■ GIVEN DATA ■
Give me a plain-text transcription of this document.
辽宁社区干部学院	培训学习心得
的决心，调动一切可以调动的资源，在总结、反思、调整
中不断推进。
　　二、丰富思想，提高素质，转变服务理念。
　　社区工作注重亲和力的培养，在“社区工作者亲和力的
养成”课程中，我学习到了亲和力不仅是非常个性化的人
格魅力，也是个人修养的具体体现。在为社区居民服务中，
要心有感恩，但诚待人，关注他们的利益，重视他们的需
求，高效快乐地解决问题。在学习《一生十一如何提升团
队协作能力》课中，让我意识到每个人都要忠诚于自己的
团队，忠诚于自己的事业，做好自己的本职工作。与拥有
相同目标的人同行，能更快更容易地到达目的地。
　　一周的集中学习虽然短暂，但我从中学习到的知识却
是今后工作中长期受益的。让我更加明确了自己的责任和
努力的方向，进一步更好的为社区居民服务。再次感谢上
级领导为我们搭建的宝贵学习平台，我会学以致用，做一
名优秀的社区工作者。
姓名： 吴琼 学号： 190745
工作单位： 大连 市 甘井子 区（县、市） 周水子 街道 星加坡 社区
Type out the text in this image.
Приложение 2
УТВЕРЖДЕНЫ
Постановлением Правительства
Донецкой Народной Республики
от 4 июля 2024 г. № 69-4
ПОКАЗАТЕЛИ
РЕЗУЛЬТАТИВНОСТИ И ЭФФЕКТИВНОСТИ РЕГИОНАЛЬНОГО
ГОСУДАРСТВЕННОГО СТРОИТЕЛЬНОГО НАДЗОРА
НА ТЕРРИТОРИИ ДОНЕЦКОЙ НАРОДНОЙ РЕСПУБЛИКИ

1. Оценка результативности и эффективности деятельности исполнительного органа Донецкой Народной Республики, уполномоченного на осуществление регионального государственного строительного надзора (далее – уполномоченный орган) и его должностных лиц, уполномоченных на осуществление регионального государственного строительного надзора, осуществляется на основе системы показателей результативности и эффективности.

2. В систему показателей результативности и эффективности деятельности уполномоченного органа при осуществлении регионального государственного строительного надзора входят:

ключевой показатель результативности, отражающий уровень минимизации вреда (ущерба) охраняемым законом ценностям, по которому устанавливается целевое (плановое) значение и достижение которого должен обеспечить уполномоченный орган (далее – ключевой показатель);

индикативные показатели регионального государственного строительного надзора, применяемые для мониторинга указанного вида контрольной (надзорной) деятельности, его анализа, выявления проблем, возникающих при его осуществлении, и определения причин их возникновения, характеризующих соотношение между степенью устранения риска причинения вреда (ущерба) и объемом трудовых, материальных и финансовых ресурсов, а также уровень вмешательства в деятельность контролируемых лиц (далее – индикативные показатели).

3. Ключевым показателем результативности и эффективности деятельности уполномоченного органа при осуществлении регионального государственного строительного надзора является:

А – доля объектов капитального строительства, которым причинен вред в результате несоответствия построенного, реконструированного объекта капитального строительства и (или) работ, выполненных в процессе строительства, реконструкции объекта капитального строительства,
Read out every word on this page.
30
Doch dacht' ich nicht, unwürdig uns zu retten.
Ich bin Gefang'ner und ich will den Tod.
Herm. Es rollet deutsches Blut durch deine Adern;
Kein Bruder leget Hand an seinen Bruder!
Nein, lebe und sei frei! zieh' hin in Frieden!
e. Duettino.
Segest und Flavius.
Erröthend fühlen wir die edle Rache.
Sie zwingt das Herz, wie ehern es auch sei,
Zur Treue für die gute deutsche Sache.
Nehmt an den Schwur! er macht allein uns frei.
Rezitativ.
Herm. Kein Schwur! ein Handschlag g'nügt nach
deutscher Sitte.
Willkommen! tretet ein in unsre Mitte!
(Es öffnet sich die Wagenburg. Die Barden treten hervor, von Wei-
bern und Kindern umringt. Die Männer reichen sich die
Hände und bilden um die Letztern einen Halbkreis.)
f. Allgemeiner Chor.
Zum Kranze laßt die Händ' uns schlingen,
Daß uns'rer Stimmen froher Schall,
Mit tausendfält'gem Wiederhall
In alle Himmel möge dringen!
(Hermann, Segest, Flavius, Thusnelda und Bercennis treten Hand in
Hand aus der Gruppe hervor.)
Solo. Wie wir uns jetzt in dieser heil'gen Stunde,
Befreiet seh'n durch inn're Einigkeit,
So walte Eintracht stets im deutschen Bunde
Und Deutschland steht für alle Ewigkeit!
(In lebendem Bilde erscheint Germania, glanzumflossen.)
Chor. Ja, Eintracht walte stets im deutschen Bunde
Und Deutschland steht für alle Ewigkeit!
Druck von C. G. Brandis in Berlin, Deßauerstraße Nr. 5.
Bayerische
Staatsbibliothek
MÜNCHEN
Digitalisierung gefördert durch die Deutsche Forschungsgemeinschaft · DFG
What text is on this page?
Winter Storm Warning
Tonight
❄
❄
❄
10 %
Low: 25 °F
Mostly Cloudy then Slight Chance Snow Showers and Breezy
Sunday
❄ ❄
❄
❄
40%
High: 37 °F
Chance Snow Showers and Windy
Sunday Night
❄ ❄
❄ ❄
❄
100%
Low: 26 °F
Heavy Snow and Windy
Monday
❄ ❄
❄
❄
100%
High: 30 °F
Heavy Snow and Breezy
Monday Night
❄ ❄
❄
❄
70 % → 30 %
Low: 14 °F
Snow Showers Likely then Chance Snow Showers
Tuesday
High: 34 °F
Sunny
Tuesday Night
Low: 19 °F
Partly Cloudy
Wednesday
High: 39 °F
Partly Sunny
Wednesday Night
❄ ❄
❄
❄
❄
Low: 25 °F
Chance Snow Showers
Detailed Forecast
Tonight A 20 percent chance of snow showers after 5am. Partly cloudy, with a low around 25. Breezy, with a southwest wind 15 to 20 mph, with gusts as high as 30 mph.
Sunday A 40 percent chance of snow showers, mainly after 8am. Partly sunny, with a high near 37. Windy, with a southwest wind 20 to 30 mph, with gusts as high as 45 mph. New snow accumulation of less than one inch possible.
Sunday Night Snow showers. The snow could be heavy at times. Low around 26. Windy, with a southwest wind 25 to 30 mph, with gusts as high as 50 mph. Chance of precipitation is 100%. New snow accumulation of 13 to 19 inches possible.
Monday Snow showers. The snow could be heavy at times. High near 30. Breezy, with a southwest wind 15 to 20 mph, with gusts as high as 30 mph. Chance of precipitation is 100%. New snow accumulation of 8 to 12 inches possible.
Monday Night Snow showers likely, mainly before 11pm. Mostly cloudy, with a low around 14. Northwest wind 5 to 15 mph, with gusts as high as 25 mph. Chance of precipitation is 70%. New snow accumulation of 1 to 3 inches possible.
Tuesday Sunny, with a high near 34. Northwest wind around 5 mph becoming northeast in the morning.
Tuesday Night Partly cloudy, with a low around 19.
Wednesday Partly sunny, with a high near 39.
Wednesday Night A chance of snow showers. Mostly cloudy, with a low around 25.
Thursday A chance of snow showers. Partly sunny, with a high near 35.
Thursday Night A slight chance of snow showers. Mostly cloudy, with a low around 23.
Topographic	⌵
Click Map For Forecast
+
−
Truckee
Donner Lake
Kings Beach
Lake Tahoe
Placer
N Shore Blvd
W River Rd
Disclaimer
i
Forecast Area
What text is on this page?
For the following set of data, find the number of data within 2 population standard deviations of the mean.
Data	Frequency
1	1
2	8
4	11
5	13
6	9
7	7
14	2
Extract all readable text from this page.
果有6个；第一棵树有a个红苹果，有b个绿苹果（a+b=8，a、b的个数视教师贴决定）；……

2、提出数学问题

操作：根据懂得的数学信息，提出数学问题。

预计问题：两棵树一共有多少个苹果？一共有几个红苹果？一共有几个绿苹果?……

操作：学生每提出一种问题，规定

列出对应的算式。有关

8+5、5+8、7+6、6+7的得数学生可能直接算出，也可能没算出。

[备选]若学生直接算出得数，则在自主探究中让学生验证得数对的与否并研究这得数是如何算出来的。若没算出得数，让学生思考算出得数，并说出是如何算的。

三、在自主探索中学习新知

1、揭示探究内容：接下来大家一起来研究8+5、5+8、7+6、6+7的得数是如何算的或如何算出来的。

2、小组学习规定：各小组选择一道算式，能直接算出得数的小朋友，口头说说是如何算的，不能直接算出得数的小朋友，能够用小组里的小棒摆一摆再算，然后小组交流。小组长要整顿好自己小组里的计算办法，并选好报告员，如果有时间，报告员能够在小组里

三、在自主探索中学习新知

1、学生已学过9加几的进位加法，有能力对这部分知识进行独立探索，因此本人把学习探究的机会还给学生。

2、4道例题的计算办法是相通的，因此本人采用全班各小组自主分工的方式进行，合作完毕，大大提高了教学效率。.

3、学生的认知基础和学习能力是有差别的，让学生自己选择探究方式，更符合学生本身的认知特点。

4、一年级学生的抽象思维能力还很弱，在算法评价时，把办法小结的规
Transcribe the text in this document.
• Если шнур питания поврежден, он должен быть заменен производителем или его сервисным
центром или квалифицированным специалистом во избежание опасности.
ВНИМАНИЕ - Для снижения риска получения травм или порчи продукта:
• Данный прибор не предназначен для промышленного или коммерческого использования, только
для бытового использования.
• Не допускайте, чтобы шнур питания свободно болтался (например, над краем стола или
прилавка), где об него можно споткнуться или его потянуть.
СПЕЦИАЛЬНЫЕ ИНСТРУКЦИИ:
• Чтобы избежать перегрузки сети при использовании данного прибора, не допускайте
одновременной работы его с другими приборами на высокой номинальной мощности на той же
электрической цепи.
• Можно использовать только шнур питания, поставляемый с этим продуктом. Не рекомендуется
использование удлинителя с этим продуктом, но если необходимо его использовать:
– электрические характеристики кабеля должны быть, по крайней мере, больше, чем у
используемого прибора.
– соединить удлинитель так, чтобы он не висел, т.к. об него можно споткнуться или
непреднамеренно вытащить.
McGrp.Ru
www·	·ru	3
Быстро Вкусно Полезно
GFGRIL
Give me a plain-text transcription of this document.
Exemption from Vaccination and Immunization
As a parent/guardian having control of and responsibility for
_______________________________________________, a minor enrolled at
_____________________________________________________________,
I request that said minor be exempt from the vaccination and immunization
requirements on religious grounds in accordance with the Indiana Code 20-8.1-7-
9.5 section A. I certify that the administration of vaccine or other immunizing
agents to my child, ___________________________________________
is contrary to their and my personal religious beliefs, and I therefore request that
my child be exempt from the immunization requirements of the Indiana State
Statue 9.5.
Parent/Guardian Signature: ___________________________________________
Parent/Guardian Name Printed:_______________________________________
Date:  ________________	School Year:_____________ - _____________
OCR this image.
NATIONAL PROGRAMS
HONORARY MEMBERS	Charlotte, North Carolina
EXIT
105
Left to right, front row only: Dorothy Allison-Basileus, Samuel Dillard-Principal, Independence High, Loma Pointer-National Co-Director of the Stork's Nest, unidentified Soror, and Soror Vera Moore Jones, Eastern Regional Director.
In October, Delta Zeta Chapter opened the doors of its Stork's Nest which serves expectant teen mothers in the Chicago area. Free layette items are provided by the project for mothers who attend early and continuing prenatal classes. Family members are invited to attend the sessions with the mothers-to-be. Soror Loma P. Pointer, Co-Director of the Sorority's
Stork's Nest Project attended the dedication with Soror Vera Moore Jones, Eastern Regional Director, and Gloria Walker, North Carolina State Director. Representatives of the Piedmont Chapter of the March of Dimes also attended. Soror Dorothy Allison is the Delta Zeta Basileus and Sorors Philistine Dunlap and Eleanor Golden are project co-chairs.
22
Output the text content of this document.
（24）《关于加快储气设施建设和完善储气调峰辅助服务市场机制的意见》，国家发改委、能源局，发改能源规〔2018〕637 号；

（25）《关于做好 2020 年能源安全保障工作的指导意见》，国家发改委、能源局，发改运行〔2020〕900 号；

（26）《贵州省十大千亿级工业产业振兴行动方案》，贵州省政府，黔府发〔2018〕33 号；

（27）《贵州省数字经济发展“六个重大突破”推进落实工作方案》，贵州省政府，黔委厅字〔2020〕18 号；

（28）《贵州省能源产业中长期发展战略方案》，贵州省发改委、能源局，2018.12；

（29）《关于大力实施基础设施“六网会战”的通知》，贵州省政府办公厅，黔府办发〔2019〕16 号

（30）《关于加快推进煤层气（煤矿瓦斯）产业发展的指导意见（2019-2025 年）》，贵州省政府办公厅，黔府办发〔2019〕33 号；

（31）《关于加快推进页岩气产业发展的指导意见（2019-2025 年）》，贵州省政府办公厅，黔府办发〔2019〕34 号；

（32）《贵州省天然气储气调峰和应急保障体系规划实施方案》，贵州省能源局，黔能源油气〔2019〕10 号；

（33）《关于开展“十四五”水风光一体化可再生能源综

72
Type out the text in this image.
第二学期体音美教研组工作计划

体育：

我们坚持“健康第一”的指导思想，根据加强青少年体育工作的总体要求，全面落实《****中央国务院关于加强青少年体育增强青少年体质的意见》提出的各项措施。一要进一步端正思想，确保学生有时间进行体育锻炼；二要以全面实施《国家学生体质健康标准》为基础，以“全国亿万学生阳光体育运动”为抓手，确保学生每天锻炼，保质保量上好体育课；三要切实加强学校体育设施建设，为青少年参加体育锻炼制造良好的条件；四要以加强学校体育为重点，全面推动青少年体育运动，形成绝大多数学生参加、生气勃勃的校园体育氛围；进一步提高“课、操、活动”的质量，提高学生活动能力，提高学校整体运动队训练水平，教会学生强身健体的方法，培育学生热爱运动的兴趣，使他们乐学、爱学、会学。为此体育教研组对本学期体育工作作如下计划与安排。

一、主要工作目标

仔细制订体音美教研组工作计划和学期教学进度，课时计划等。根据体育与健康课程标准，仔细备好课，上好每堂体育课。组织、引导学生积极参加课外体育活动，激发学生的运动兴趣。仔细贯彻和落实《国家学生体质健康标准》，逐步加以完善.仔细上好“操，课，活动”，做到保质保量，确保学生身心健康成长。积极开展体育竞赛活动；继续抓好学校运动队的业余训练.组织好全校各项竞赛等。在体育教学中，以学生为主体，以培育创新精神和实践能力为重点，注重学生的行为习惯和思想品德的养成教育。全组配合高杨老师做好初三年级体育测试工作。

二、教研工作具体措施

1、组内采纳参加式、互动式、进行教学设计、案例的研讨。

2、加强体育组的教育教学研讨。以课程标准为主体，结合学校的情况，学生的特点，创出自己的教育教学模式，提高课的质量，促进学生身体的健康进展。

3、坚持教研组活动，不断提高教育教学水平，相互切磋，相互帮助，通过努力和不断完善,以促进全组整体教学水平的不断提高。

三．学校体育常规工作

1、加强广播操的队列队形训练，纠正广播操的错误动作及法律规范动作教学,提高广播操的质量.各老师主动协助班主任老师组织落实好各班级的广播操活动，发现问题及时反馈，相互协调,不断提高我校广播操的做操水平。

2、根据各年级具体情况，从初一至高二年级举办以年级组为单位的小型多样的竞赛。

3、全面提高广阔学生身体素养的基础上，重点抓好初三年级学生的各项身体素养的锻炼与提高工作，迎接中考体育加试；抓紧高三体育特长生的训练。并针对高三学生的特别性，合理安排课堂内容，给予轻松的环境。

■ SET EXERCISE ■
Find each line holding the string "Chor" and copy it out.

■ THE OUTPUT ■
f. Allgemeiner Chor.
Chor. Ja, Eintracht walte stets im deutschen Bunde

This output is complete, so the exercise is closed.